▶ **Exercise task**: Starting at the line that contains "heatmap-cell: [499, 89, 512, 112]" and ending at the line that contains "heatmap-cell: [424, 132, 437, 158]", write out those lines again with "y-tick" switched to "y-axis-tick" and everything else left as it is.

+ + + +

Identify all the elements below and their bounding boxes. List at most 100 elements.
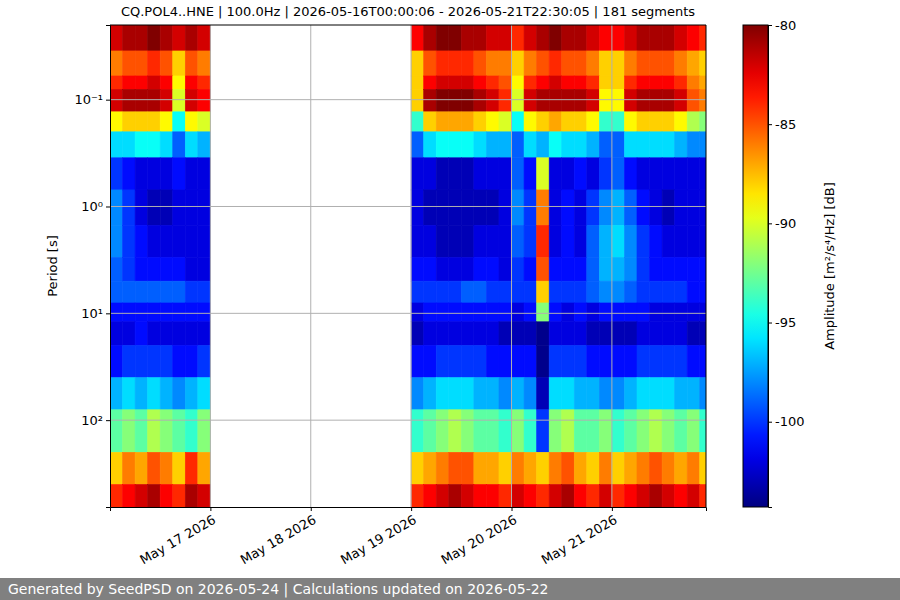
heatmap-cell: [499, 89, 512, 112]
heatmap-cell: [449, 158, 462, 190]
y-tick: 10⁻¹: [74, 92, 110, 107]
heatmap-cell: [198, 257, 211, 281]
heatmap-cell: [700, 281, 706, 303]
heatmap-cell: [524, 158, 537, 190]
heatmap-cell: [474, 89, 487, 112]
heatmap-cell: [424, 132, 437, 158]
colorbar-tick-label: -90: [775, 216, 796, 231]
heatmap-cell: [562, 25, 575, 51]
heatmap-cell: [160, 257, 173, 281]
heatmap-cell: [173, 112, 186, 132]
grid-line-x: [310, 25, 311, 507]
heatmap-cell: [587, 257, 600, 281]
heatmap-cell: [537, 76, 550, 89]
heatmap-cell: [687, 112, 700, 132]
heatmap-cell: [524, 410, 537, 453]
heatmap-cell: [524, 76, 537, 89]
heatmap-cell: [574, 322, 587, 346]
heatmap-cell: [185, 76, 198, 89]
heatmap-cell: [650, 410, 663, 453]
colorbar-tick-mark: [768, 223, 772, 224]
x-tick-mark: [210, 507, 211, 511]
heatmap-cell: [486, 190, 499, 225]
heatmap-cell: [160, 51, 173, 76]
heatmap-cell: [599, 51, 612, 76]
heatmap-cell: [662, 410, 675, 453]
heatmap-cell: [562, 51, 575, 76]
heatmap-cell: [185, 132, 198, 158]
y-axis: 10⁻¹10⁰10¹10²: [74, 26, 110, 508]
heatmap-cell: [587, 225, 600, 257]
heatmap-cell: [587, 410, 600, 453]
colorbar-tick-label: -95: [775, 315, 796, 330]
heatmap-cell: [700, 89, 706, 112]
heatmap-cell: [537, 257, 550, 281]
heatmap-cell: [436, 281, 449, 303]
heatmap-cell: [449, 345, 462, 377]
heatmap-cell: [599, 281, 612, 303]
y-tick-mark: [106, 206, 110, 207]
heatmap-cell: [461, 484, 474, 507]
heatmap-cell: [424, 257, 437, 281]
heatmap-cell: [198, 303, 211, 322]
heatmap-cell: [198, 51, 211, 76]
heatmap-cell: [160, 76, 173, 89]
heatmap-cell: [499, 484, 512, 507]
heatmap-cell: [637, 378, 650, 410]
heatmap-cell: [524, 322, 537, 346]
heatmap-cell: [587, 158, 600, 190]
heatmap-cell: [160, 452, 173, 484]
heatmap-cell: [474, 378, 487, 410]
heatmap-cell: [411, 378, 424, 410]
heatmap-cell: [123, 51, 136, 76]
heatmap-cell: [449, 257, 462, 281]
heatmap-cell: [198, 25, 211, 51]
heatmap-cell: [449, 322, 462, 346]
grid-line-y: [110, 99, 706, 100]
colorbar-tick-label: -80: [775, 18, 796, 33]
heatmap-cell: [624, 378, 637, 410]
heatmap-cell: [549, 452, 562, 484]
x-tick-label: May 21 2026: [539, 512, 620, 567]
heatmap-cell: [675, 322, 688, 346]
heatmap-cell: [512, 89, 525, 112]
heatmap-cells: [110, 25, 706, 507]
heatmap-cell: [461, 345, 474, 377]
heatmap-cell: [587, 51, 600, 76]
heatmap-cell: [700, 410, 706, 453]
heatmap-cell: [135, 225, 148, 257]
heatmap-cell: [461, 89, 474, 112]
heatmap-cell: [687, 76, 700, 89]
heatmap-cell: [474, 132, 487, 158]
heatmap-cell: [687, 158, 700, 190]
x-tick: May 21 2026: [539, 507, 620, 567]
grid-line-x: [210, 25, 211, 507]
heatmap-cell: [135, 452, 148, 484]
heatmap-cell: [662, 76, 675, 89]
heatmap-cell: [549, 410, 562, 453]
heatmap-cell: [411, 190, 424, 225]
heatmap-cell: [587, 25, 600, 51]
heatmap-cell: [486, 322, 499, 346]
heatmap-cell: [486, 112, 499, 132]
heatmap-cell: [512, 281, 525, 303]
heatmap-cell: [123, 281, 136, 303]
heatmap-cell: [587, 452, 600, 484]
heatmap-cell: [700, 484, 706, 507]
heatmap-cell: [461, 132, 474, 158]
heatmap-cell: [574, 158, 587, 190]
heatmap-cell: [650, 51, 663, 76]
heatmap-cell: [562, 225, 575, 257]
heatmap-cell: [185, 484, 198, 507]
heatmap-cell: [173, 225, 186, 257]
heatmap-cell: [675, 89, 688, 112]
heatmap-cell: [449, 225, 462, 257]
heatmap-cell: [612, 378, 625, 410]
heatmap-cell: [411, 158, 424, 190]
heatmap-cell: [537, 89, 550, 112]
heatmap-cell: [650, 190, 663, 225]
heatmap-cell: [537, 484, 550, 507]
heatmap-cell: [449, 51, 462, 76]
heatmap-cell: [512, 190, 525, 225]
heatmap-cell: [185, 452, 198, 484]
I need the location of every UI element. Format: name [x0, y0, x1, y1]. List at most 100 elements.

+ + + +

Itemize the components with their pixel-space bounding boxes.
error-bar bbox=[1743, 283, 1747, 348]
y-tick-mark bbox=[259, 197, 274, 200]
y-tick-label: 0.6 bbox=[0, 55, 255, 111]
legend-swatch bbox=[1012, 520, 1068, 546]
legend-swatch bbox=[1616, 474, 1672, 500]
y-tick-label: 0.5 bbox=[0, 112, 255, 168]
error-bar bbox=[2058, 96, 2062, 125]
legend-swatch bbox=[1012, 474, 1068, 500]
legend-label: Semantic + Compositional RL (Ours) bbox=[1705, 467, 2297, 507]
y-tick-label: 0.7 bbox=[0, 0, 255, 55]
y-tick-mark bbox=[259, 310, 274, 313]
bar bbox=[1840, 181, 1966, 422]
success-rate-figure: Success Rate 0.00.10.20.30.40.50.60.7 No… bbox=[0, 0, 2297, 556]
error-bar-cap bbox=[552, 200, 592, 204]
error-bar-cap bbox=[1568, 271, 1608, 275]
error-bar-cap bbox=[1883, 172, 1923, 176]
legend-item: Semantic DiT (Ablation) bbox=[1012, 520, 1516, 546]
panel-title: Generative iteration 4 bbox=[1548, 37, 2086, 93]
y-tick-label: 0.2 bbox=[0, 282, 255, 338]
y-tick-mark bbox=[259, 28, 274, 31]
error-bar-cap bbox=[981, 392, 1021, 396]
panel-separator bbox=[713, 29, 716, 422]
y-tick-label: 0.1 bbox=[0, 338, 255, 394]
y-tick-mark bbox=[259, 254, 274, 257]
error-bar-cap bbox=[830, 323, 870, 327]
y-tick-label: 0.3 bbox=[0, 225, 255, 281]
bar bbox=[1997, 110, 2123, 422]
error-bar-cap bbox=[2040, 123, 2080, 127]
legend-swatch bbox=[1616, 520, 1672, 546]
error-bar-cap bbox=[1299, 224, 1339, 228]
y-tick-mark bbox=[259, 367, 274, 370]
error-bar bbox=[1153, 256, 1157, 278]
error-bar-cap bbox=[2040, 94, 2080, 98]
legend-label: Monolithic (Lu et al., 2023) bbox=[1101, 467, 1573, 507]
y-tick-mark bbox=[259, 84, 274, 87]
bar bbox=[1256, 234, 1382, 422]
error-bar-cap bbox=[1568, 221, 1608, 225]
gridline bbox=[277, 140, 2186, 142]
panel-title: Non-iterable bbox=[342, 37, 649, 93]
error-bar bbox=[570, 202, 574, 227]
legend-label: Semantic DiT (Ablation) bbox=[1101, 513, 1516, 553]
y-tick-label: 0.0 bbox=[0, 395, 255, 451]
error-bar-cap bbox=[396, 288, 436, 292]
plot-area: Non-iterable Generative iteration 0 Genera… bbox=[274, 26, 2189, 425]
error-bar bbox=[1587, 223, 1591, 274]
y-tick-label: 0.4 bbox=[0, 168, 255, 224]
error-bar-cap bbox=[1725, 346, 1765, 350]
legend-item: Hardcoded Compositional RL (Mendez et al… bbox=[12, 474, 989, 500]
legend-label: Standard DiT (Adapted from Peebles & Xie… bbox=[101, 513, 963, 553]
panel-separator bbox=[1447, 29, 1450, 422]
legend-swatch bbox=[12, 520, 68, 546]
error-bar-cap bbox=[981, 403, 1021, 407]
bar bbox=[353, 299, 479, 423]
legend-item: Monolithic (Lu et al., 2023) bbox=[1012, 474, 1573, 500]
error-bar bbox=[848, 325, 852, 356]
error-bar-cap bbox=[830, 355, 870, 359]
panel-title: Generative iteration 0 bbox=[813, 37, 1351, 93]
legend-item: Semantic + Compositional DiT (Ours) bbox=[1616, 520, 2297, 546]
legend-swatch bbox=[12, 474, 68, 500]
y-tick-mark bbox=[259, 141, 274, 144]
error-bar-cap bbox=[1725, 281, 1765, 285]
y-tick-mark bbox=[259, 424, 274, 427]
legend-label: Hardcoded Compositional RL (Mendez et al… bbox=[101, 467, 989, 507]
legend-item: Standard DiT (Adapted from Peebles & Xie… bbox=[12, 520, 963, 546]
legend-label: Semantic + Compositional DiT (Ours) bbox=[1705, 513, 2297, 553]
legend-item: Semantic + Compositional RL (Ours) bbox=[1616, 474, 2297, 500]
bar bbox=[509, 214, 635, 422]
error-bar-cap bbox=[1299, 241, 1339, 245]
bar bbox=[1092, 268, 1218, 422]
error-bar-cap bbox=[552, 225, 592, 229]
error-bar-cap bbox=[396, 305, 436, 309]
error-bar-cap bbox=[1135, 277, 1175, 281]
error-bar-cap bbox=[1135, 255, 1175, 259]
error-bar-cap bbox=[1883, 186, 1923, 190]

+ + + +

▶ **Expected answer**:
heatmap-cell: [499, 89, 512, 112]
heatmap-cell: [449, 158, 462, 190]
y-axis-tick: 10⁻¹: [74, 92, 110, 107]
heatmap-cell: [198, 257, 211, 281]
heatmap-cell: [700, 281, 706, 303]
heatmap-cell: [524, 158, 537, 190]
heatmap-cell: [474, 89, 487, 112]
heatmap-cell: [424, 132, 437, 158]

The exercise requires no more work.